**Your task:** Search the data for the word "JSON" and copy every line where it occurs.
— Start Data listing —
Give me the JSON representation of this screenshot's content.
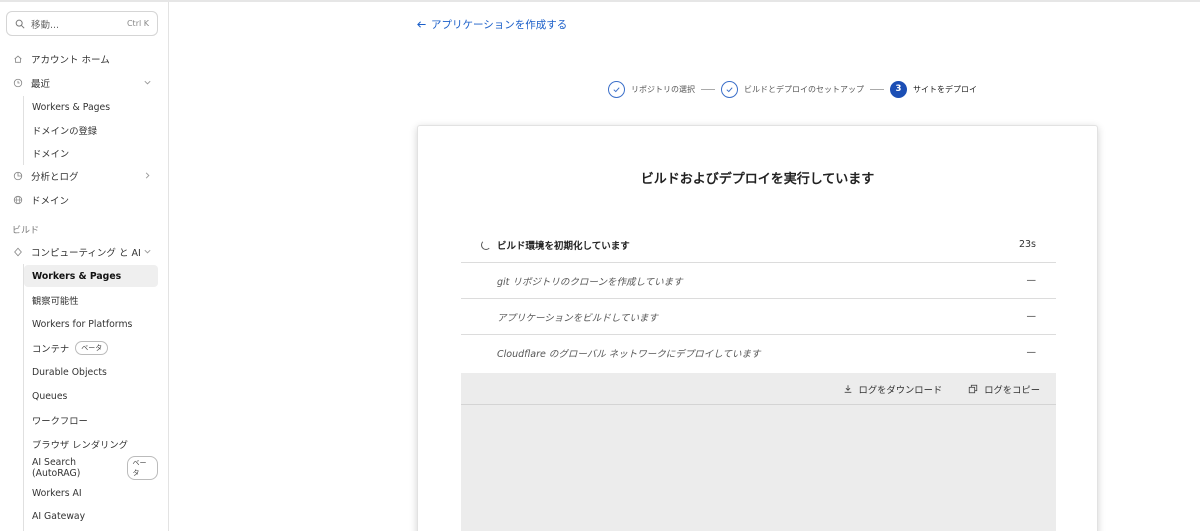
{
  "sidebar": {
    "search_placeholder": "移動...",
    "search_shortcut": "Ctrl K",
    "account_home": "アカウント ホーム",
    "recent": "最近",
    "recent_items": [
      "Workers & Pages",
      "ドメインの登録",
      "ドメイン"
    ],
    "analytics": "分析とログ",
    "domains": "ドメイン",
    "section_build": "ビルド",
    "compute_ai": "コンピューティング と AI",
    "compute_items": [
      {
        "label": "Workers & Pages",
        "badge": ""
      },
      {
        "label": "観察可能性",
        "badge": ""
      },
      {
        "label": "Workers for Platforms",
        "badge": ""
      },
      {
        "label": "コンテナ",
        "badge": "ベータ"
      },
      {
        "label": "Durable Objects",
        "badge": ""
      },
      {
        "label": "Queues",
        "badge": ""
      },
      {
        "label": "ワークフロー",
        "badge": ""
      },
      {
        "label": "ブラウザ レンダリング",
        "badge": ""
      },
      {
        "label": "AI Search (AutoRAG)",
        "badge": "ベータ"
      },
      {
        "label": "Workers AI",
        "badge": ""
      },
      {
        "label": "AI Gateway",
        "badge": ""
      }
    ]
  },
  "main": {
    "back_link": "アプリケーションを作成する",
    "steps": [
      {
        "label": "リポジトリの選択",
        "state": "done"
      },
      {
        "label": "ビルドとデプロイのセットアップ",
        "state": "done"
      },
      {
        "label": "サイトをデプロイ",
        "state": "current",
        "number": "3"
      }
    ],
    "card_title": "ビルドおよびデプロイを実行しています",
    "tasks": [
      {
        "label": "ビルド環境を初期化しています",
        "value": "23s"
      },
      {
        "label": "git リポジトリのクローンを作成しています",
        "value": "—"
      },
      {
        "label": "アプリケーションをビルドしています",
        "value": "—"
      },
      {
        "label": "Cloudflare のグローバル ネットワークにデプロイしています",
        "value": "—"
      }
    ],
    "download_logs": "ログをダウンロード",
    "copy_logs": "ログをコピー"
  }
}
— End Data listing —
— Start Data listing —
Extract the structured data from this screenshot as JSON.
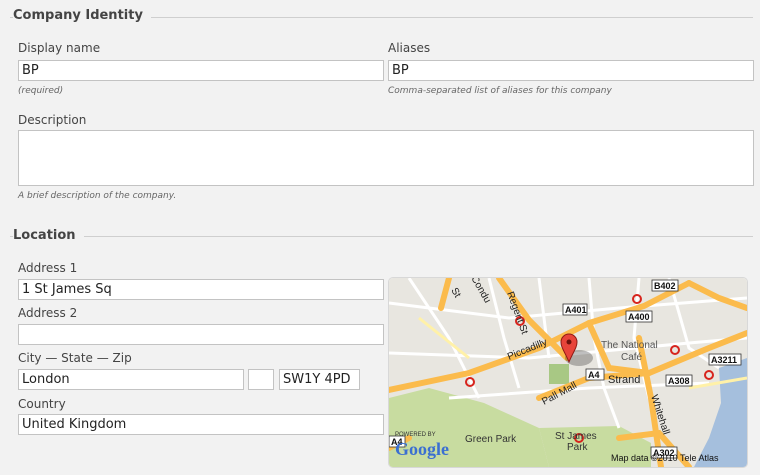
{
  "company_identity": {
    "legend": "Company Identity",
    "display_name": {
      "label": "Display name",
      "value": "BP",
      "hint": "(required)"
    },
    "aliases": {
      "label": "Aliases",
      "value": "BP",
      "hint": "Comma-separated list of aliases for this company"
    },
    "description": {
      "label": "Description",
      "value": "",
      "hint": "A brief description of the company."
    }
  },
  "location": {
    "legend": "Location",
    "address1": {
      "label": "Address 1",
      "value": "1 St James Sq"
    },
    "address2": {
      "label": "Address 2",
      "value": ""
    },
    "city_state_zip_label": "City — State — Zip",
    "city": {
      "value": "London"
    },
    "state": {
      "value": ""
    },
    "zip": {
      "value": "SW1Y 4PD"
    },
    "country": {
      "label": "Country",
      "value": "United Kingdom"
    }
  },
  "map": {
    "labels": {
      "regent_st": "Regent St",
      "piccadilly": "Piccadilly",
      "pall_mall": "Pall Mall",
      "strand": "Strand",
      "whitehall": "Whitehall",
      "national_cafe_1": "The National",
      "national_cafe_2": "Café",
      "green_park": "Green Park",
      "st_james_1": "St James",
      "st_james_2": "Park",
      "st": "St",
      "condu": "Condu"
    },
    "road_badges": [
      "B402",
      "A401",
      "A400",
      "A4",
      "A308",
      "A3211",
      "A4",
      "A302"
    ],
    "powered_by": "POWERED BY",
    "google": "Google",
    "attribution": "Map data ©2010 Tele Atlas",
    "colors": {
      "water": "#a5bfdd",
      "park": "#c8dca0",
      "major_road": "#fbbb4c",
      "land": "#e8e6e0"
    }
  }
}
— End Data listing —
**In response:**
Give me the JSON representation of this screenshot's content.
Extract the structured data from this screenshot as JSON.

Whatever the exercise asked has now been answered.